#### [DIRECTIVE]
What you return should match every record exactly, with the images removed.

* start TASK DATA *

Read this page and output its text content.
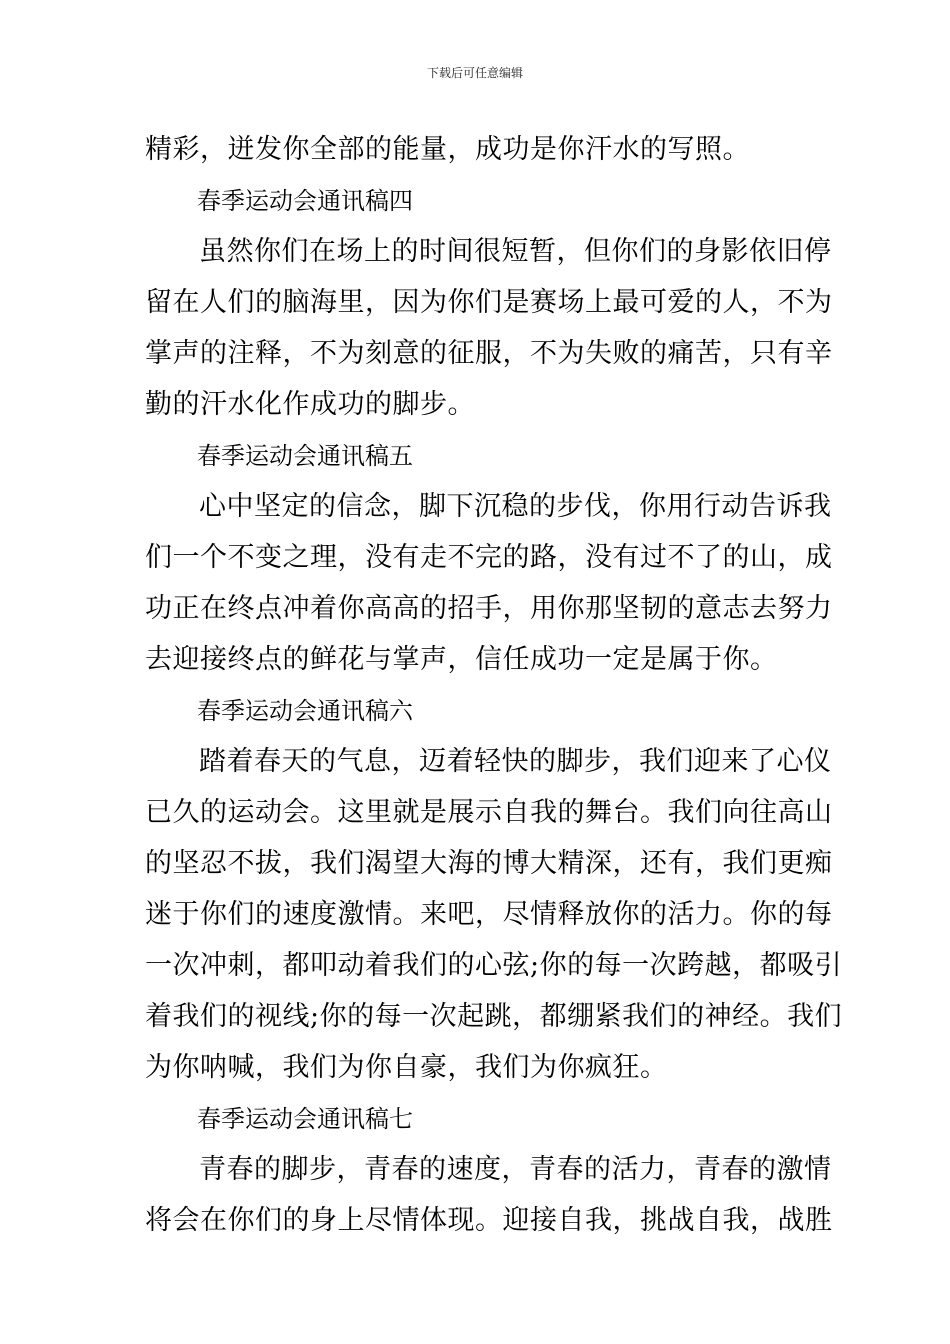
下载后可任意编辑
精彩，迸发你全部的能量，成功是你汗水的写照。
春季运动会通讯稿四
虽然你们在场上的时间很短暂，但你们的身影依旧停
留在人们的脑海里，因为你们是赛场上最可爱的人，不为
掌声的注释，不为刻意的征服，不为失败的痛苦，只有辛
勤的汗水化作成功的脚步。
春季运动会通讯稿五
心中坚定的信念，脚下沉稳的步伐，你用行动告诉我
们一个不变之理，没有走不完的路，没有过不了的山，成
功正在终点冲着你高高的招手，用你那坚韧的意志去努力
去迎接终点的鲜花与掌声，信任成功一定是属于你。
春季运动会通讯稿六
踏着春天的气息，迈着轻快的脚步，我们迎来了心仪
已久的运动会。这里就是展示自我的舞台。我们向往高山
的坚忍不拔，我们渴望大海的博大精深，还有，我们更痴
迷于你们的速度激情。来吧，尽情释放你的活力。你的每
一次冲刺，都叩动着我们的心弦;你的每一次跨越，都吸引
着我们的视线;你的每一次起跳，都绷紧我们的神经。我们
为你呐喊，我们为你自豪，我们为你疯狂。
春季运动会通讯稿七
青春的脚步，青春的速度，青春的活力，青春的激情
将会在你们的身上尽情体现。迎接自我，挑战自我，战胜
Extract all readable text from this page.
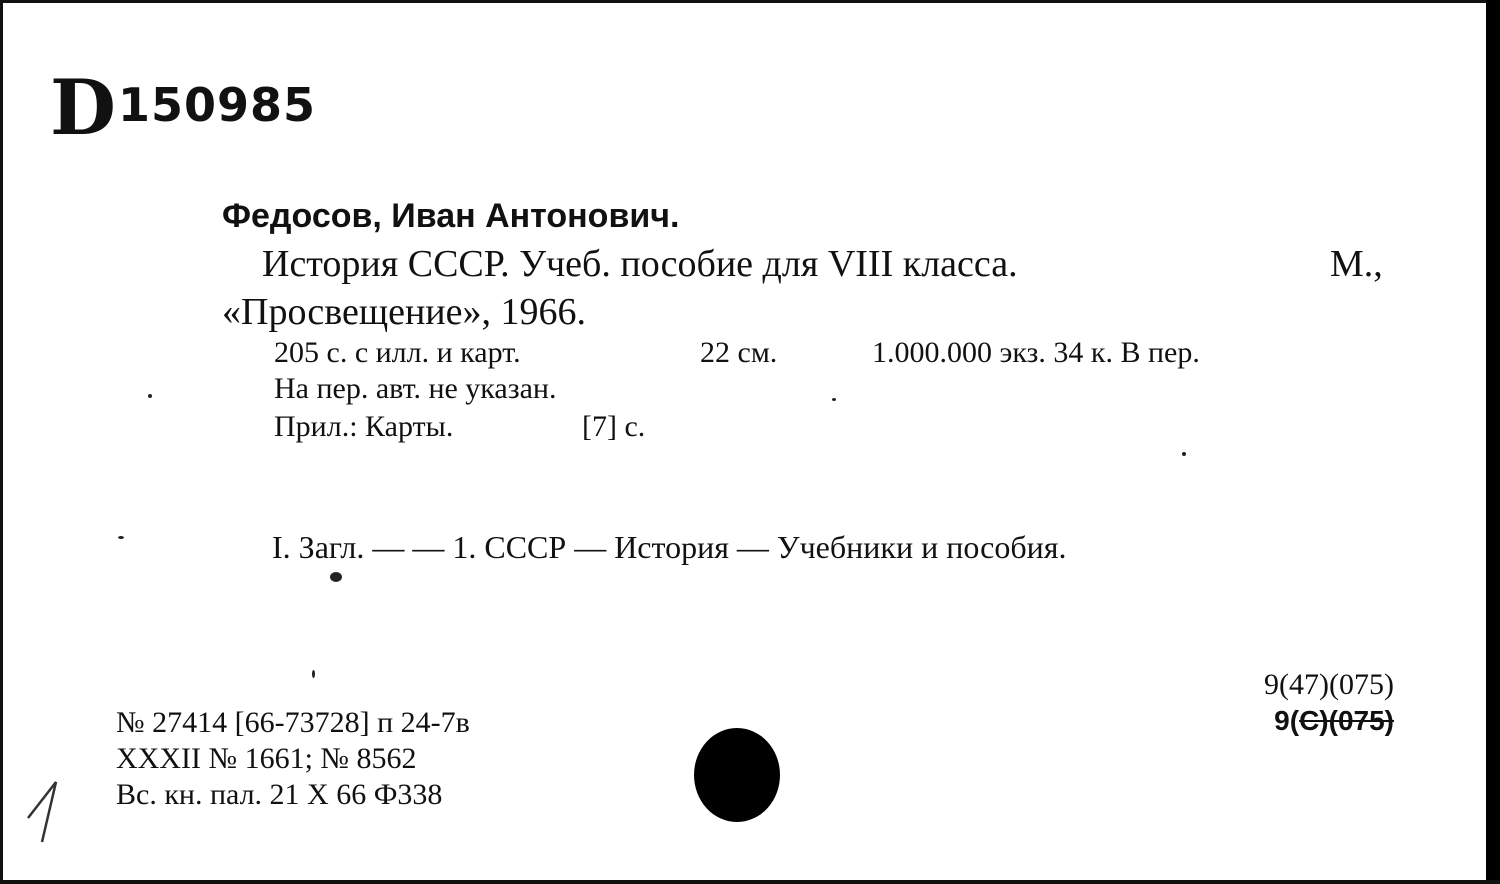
D 150985
Федосов, Иван Антонович.
История СССР. Учеб. пособие для VIII класса.	М.,
«Просвещение», 1966.
205 с. с илл. и карт.	22 см.	1.000.000 экз. 34 к. В пер.
На пер. авт. не указан.
Прил.: Карты.	[7] с.
I. Загл. — — 1. СССР — История — Учебники и пособия.
№ 27414 [66-73728] п 24-7в
XXXII № 1661; № 8562
Вс. кн. пал. 21 X 66 Ф338
9(47)(075)
9(С)(075)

* end TASK DATA *

#### [SOLUTION FOR THIS TASK]
Read this page and output its text content.
下载后可任意编辑
精彩，迸发你全部的能量，成功是你汗水的写照。
春季运动会通讯稿四
虽然你们在场上的时间很短暂，但你们的身影依旧停
留在人们的脑海里，因为你们是赛场上最可爱的人，不为
掌声的注释，不为刻意的征服，不为失败的痛苦，只有辛
勤的汗水化作成功的脚步。
春季运动会通讯稿五
心中坚定的信念，脚下沉稳的步伐，你用行动告诉我
们一个不变之理，没有走不完的路，没有过不了的山，成
功正在终点冲着你高高的招手，用你那坚韧的意志去努力
去迎接终点的鲜花与掌声，信任成功一定是属于你。
春季运动会通讯稿六
踏着春天的气息，迈着轻快的脚步，我们迎来了心仪
已久的运动会。这里就是展示自我的舞台。我们向往高山
的坚忍不拔，我们渴望大海的博大精深，还有，我们更痴
迷于你们的速度激情。来吧，尽情释放你的活力。你的每
一次冲刺，都叩动着我们的心弦;你的每一次跨越，都吸引
着我们的视线;你的每一次起跳，都绷紧我们的神经。我们
为你呐喊，我们为你自豪，我们为你疯狂。
春季运动会通讯稿七
青春的脚步，青春的速度，青春的活力，青春的激情
将会在你们的身上尽情体现。迎接自我，挑战自我，战胜
Extract all readable text from this page.
D 150985
Федосов, Иван Антонович.
История СССР. Учеб. пособие для VIII класса.	М.,
«Просвещение», 1966.
205 с. с илл. и карт.	22 см.	1.000.000 экз. 34 к. В пер.
На пер. авт. не указан.
Прил.: Карты.	[7] с.
I. Загл. — — 1. СССР — История — Учебники и пособия.
№ 27414 [66-73728] п 24-7в
XXXII № 1661; № 8562
Вс. кн. пал. 21 X 66 Ф338
9(47)(075)
9(С)(075)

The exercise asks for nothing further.